TUSAŞ tesislerine yapılan saldırıyı ele alan metni, son cümlesinin ardından kaldığı yerden sürdürün.

# Verilen Metin:
━━━━━━━━
TUSAŞ’ın tesislerine yönelik saldırıyı PKK terör örgütünün gerçekleştirdiği, artık her yönüyle kesinlik kazandı.
Olay Türkiye’de değişik boyutlarıyla değerlendiriliyor ve PKK’nın neden böyle bir zamanda, söz konusu tesisleri hedef alan saldırıyı gerçekleştirdiği; bunu nasıl başarabildiği gibi sorulara cevap bulunmaya çalışılıyor.
En başta şunu belirtelim ki böyle bir saldırının hızla planlandığını ve kısa zaman sürecine sıkıştırıldığını düşünmek yanlıştır.
Çünkü böylesine önemli ve ciddi bir saldırı planının çok kısa zaman sürecine sıkıştırılması oldukça zordur. Ancak hazırlıkları önceden yapılan bu türden saldırıların, birtakım siyasi gelişmelerle aynı zamana denk getirilmesi ve planın asıl amaçları dışında ikincil düzeyde bazı amaçların da gerçekleştirilmesinin düşünülmüş olması mümkündür.
━━━━━━━━
# Kayıtlı Satırlar:
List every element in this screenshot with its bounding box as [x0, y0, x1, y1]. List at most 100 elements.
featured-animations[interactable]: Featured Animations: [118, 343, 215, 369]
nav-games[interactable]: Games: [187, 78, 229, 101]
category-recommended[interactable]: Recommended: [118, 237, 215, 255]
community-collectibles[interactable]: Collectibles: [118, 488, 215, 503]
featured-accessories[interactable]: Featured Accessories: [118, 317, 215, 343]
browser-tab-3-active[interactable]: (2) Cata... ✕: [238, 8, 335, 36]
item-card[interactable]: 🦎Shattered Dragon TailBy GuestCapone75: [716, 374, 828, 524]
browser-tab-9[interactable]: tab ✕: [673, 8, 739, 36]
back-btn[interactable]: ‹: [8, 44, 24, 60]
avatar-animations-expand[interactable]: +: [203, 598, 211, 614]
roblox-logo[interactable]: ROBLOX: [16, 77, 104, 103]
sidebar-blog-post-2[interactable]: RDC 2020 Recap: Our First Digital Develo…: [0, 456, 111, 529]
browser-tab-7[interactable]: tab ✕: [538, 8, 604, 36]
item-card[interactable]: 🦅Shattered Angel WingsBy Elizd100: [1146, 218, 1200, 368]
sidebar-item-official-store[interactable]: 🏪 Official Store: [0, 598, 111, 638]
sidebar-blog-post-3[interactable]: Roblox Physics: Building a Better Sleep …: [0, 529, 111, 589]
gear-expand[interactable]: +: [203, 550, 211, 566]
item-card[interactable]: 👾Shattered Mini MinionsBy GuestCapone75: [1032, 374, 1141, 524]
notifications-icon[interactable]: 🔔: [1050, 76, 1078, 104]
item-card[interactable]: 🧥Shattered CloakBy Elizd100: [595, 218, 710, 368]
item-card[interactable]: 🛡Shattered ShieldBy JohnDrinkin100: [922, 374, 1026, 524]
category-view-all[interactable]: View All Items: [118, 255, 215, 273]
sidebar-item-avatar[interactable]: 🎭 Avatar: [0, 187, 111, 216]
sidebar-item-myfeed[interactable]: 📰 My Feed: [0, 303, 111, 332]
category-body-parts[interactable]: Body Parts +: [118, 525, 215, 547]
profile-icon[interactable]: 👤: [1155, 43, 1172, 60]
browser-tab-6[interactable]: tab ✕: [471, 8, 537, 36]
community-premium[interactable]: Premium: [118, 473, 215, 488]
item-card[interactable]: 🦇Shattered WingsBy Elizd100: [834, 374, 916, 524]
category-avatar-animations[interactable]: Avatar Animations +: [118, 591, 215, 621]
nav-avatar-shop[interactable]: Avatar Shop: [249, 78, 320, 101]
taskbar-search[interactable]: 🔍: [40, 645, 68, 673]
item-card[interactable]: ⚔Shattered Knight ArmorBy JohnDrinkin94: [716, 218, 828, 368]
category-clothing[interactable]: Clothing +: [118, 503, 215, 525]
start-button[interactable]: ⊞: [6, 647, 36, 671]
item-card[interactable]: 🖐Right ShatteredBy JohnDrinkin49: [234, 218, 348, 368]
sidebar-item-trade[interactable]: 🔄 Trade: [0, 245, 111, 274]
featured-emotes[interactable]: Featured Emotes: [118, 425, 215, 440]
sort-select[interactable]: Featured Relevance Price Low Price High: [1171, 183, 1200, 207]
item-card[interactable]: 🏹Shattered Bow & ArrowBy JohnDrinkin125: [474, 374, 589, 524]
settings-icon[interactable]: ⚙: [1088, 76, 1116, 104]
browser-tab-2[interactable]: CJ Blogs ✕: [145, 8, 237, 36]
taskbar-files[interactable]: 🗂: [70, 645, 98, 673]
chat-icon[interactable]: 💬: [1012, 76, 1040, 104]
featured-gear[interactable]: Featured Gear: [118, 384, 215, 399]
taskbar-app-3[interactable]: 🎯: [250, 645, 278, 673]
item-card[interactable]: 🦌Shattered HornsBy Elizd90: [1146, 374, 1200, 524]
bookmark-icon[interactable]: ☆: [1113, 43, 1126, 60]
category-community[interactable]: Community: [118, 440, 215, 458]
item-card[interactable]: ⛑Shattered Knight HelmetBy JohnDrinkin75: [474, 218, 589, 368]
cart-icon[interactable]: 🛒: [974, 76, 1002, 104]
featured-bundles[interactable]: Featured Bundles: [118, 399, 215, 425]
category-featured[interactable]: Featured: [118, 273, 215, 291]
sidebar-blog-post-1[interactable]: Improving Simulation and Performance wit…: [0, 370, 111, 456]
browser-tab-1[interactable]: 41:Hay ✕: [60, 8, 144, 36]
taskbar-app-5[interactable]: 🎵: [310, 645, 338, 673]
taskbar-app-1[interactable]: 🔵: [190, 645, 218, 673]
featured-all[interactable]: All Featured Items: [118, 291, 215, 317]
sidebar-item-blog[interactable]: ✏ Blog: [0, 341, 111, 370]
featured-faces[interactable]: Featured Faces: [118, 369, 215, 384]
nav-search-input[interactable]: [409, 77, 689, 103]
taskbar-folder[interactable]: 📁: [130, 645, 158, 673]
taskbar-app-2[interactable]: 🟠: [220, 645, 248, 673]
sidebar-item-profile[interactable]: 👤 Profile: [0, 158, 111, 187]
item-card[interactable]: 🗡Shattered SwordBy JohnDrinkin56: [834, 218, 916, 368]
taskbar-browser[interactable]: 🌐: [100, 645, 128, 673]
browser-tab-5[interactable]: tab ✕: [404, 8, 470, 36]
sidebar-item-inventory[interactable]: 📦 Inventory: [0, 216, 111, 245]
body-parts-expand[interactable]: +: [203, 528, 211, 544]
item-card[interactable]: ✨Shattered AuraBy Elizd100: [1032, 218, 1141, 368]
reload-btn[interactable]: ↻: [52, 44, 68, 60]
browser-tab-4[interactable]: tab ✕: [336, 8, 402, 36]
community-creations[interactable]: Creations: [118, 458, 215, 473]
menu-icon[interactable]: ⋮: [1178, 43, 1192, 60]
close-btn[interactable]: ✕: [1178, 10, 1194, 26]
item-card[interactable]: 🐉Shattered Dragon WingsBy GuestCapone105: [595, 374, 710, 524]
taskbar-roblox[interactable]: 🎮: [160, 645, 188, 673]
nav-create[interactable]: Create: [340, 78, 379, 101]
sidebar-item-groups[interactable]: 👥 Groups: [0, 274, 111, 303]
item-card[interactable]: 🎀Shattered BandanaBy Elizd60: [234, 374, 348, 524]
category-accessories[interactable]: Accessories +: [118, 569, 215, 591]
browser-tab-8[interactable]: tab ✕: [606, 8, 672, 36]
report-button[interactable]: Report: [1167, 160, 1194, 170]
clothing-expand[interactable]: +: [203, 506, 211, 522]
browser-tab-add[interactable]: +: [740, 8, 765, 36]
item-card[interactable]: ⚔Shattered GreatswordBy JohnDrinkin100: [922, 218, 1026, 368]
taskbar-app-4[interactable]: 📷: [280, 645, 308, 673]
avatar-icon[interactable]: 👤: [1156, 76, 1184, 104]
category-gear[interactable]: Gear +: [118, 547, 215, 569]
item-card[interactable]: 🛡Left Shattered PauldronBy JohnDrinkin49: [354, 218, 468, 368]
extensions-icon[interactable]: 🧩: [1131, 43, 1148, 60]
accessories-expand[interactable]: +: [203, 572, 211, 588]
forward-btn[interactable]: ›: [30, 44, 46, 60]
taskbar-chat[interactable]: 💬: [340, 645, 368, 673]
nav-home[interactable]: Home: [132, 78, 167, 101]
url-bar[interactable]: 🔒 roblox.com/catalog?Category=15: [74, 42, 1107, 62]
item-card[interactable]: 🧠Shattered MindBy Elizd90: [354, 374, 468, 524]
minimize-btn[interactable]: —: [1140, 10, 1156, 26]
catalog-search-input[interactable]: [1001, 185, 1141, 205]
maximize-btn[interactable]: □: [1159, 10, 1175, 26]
━━━━━━━━
# Doğru Cevap:
Ancak hadiseleri geniş çerçevede değerlendiren birçok yorumcunun da dile getirdiği üzere bu saldırı, tamamen örgütsel düzeyde kalan hesaplarla değil doğrudan doğruya Türkiye’yi hedef alan ve küresel güçlerle ilişkili hesaplar ve amaçlar için gerçekleştirilmiş yani “sipariş” bir terör eylemidir.
Böyle bir eylemin PKK adına gerçekleştirilmesi ve sahiplenilmesi onun artık Türkiye karşıtı karanlık planların sahaya taşınması için kullanılan tümüyle güdümlü bir örgüt haline geldiğini ortaya koymaktadır. Bu tür güdümlü örgütlerin ideolojik söylemleri ise inandırıcı olmaktan tamamen uzaktır. Bu realite IŞİD açısından da PKK açısından da söz konusudur.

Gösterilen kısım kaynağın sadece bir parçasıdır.